Stored data entries
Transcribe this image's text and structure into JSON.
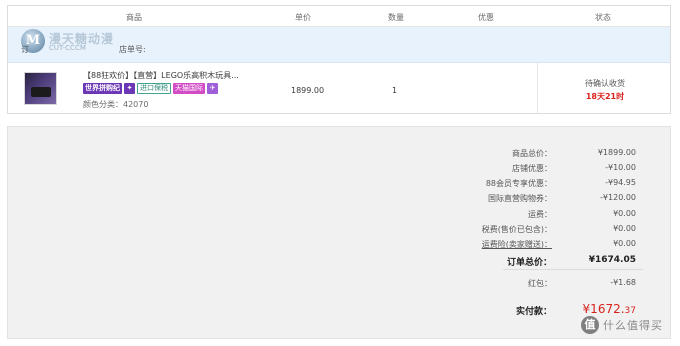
{
  "table_header": {
    "product": "商品",
    "unit_price": "单价",
    "quantity": "数量",
    "discount": "优惠",
    "status": "状态"
  },
  "store": {
    "logo_letter": "M",
    "logo_text": "漫天糖动漫",
    "logo_sub": "CUT-CCCM",
    "order_no_prefix": "订",
    "order_no_label": "店单号:"
  },
  "item": {
    "title": "【88狂欢价】【直营】LEGO乐高积木玩具...",
    "tags": {
      "world": "世界拼购纪",
      "shield": "✦",
      "import": "进口保税",
      "tmall": "天猫国际",
      "plane": "✈"
    },
    "attr": "颜色分类：42070",
    "price": "1899.00",
    "quantity": "1",
    "status": "待确认收货",
    "countdown": "18天21时"
  },
  "summary": {
    "rows": [
      {
        "label": "商品总价：",
        "value": "¥1899.00"
      },
      {
        "label": "店铺优惠：",
        "value": "-¥10.00"
      },
      {
        "label": "88会员专享优惠：",
        "value": "-¥94.95"
      },
      {
        "label": "国际直营购物券：",
        "value": "-¥120.00"
      },
      {
        "label": "运费：",
        "value": "¥0.00"
      },
      {
        "label": "税费(售价已包含)：",
        "value": "¥0.00"
      },
      {
        "label": "运费险(卖家赠送)：",
        "value": "¥0.00"
      }
    ],
    "total_label": "订单总价：",
    "total_value": "¥1674.05",
    "redpacket_label": "红包：",
    "redpacket_value": "-¥1.68",
    "pay_label": "实付款：",
    "pay_value_main": "¥1672.",
    "pay_value_cents": "37"
  },
  "watermark": {
    "icon": "值",
    "text": "什么值得买"
  },
  "colors": {
    "store_bar": "#e8f2fd",
    "accent_red": "#d8221b",
    "tag_purple": "#6c37b5",
    "summary_bg": "#f1f1f1"
  }
}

REQUIRED TASK: Your copy should match the entries exactly, minus the pictures.

THE RESPONSE:
Transcribe this image's text and structure into JSON.
{
  "table_header": {
    "product": "商品",
    "unit_price": "单价",
    "quantity": "数量",
    "discount": "优惠",
    "status": "状态"
  },
  "store": {
    "logo_letter": "M",
    "logo_text": "漫天糖动漫",
    "logo_sub": "CUT-CCCM",
    "order_no_prefix": "订",
    "order_no_label": "店单号:"
  },
  "item": {
    "title": "【88狂欢价】【直营】LEGO乐高积木玩具...",
    "tags": {
      "world": "世界拼购纪",
      "shield": "✦",
      "import": "进口保税",
      "tmall": "天猫国际",
      "plane": "✈"
    },
    "attr": "颜色分类：42070",
    "price": "1899.00",
    "quantity": "1",
    "status": "待确认收货",
    "countdown": "18天21时"
  },
  "summary": {
    "rows": [
      {
        "label": "商品总价：",
        "value": "¥1899.00"
      },
      {
        "label": "店铺优惠：",
        "value": "-¥10.00"
      },
      {
        "label": "88会员专享优惠：",
        "value": "-¥94.95"
      },
      {
        "label": "国际直营购物券：",
        "value": "-¥120.00"
      },
      {
        "label": "运费：",
        "value": "¥0.00"
      },
      {
        "label": "税费(售价已包含)：",
        "value": "¥0.00"
      },
      {
        "label": "运费险(卖家赠送)：",
        "value": "¥0.00"
      }
    ],
    "total_label": "订单总价：",
    "total_value": "¥1674.05",
    "redpacket_label": "红包：",
    "redpacket_value": "-¥1.68",
    "pay_label": "实付款：",
    "pay_value_main": "¥1672.",
    "pay_value_cents": "37"
  },
  "watermark": {
    "icon": "值",
    "text": "什么值得买"
  },
  "colors": {
    "store_bar": "#e8f2fd",
    "accent_red": "#d8221b",
    "tag_purple": "#6c37b5",
    "summary_bg": "#f1f1f1"
  }
}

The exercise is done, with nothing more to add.